----- EXERCISE MATERIAL

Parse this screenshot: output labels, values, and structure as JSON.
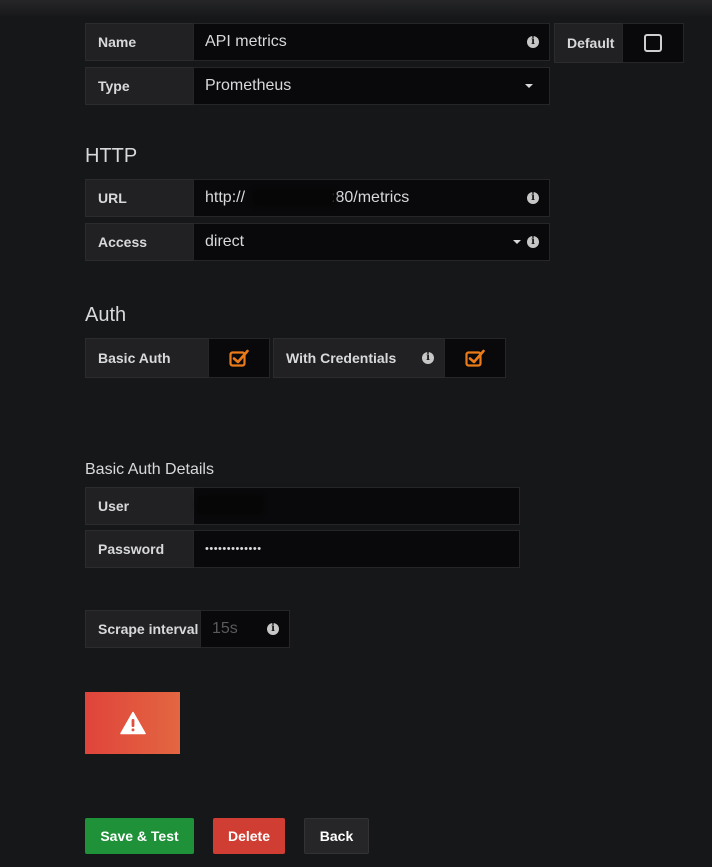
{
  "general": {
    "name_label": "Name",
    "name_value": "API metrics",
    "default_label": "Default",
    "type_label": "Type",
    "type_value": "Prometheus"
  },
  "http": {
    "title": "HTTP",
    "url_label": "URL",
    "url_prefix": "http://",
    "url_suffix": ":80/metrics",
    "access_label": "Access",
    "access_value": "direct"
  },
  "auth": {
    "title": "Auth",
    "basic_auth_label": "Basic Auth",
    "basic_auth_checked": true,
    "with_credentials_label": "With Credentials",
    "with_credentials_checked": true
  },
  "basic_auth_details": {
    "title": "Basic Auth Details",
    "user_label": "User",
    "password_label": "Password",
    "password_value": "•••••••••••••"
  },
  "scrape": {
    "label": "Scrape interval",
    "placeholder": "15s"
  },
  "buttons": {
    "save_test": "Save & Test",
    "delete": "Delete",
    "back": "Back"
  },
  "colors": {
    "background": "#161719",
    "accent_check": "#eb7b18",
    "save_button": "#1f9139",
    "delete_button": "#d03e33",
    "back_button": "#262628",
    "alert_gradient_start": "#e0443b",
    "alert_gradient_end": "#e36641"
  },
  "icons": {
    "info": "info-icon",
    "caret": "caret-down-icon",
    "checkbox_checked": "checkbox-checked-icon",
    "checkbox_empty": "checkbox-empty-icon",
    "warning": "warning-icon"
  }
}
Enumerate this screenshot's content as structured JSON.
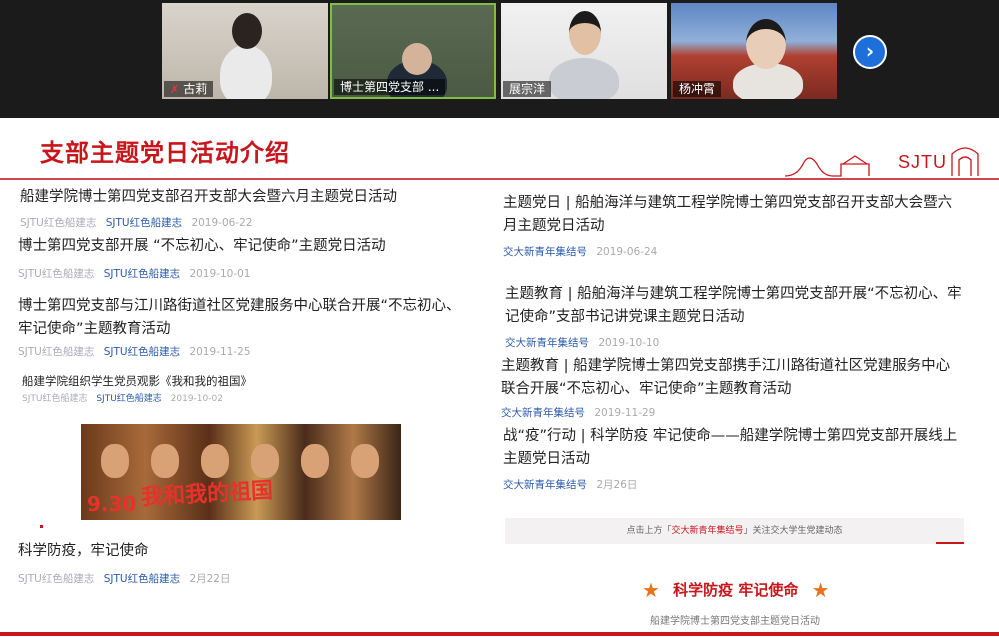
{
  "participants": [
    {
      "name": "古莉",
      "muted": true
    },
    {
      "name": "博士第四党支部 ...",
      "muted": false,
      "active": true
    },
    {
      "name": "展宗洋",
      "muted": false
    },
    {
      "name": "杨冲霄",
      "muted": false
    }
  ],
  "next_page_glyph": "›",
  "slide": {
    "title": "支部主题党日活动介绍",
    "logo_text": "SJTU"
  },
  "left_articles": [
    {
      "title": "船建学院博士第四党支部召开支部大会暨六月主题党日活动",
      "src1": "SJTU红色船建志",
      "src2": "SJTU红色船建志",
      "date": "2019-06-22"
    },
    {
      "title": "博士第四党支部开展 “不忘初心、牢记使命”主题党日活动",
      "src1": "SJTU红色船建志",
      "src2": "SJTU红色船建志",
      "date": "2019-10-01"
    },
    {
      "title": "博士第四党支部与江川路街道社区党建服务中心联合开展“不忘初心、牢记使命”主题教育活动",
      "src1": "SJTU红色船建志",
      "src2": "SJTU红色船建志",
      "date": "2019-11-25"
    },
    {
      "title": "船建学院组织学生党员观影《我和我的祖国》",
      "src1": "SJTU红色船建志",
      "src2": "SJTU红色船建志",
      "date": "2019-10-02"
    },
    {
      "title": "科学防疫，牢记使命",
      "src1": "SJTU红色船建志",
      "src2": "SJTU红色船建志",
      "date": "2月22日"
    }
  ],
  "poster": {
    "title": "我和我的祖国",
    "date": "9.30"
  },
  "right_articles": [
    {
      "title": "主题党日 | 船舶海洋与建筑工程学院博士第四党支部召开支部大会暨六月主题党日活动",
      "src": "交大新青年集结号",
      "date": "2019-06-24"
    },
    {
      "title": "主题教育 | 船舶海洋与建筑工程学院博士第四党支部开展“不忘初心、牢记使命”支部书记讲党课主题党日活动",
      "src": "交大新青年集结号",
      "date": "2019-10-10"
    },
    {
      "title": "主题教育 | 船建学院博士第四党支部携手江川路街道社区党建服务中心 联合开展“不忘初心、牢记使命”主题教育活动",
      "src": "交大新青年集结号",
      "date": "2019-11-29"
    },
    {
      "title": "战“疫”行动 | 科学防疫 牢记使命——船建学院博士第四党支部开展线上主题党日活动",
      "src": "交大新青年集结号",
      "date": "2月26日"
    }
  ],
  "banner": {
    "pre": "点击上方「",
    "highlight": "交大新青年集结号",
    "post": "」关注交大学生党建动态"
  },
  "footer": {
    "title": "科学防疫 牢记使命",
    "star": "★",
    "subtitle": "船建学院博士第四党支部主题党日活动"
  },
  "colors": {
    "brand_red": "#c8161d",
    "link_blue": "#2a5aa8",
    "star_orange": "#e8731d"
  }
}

----------

*WHAT THE TASK REQUIRES*:
Copy the entries exactly. Leave out the images.

*SOLUTION BELOW*:
Parse this screenshot: output labels, values, and structure as JSON.
{
  "general": {
    "name_label": "Name",
    "name_value": "API metrics",
    "default_label": "Default",
    "type_label": "Type",
    "type_value": "Prometheus"
  },
  "http": {
    "title": "HTTP",
    "url_label": "URL",
    "url_prefix": "http://",
    "url_suffix": ":80/metrics",
    "access_label": "Access",
    "access_value": "direct"
  },
  "auth": {
    "title": "Auth",
    "basic_auth_label": "Basic Auth",
    "basic_auth_checked": true,
    "with_credentials_label": "With Credentials",
    "with_credentials_checked": true
  },
  "basic_auth_details": {
    "title": "Basic Auth Details",
    "user_label": "User",
    "password_label": "Password",
    "password_value": "•••••••••••••"
  },
  "scrape": {
    "label": "Scrape interval",
    "placeholder": "15s"
  },
  "buttons": {
    "save_test": "Save & Test",
    "delete": "Delete",
    "back": "Back"
  },
  "colors": {
    "background": "#161719",
    "accent_check": "#eb7b18",
    "save_button": "#1f9139",
    "delete_button": "#d03e33",
    "back_button": "#262628",
    "alert_gradient_start": "#e0443b",
    "alert_gradient_end": "#e36641"
  },
  "icons": {
    "info": "info-icon",
    "caret": "caret-down-icon",
    "checkbox_checked": "checkbox-checked-icon",
    "checkbox_empty": "checkbox-empty-icon",
    "warning": "warning-icon"
  }
}
Enumerate this screenshot's content as structured JSON.
{
  "participants": [
    {
      "name": "古莉",
      "muted": true
    },
    {
      "name": "博士第四党支部 ...",
      "muted": false,
      "active": true
    },
    {
      "name": "展宗洋",
      "muted": false
    },
    {
      "name": "杨冲霄",
      "muted": false
    }
  ],
  "next_page_glyph": "›",
  "slide": {
    "title": "支部主题党日活动介绍",
    "logo_text": "SJTU"
  },
  "left_articles": [
    {
      "title": "船建学院博士第四党支部召开支部大会暨六月主题党日活动",
      "src1": "SJTU红色船建志",
      "src2": "SJTU红色船建志",
      "date": "2019-06-22"
    },
    {
      "title": "博士第四党支部开展 “不忘初心、牢记使命”主题党日活动",
      "src1": "SJTU红色船建志",
      "src2": "SJTU红色船建志",
      "date": "2019-10-01"
    },
    {
      "title": "博士第四党支部与江川路街道社区党建服务中心联合开展“不忘初心、牢记使命”主题教育活动",
      "src1": "SJTU红色船建志",
      "src2": "SJTU红色船建志",
      "date": "2019-11-25"
    },
    {
      "title": "船建学院组织学生党员观影《我和我的祖国》",
      "src1": "SJTU红色船建志",
      "src2": "SJTU红色船建志",
      "date": "2019-10-02"
    },
    {
      "title": "科学防疫，牢记使命",
      "src1": "SJTU红色船建志",
      "src2": "SJTU红色船建志",
      "date": "2月22日"
    }
  ],
  "poster": {
    "title": "我和我的祖国",
    "date": "9.30"
  },
  "right_articles": [
    {
      "title": "主题党日 | 船舶海洋与建筑工程学院博士第四党支部召开支部大会暨六月主题党日活动",
      "src": "交大新青年集结号",
      "date": "2019-06-24"
    },
    {
      "title": "主题教育 | 船舶海洋与建筑工程学院博士第四党支部开展“不忘初心、牢记使命”支部书记讲党课主题党日活动",
      "src": "交大新青年集结号",
      "date": "2019-10-10"
    },
    {
      "title": "主题教育 | 船建学院博士第四党支部携手江川路街道社区党建服务中心 联合开展“不忘初心、牢记使命”主题教育活动",
      "src": "交大新青年集结号",
      "date": "2019-11-29"
    },
    {
      "title": "战“疫”行动 | 科学防疫 牢记使命——船建学院博士第四党支部开展线上主题党日活动",
      "src": "交大新青年集结号",
      "date": "2月26日"
    }
  ],
  "banner": {
    "pre": "点击上方「",
    "highlight": "交大新青年集结号",
    "post": "」关注交大学生党建动态"
  },
  "footer": {
    "title": "科学防疫 牢记使命",
    "star": "★",
    "subtitle": "船建学院博士第四党支部主题党日活动"
  },
  "colors": {
    "brand_red": "#c8161d",
    "link_blue": "#2a5aa8",
    "star_orange": "#e8731d"
  }
}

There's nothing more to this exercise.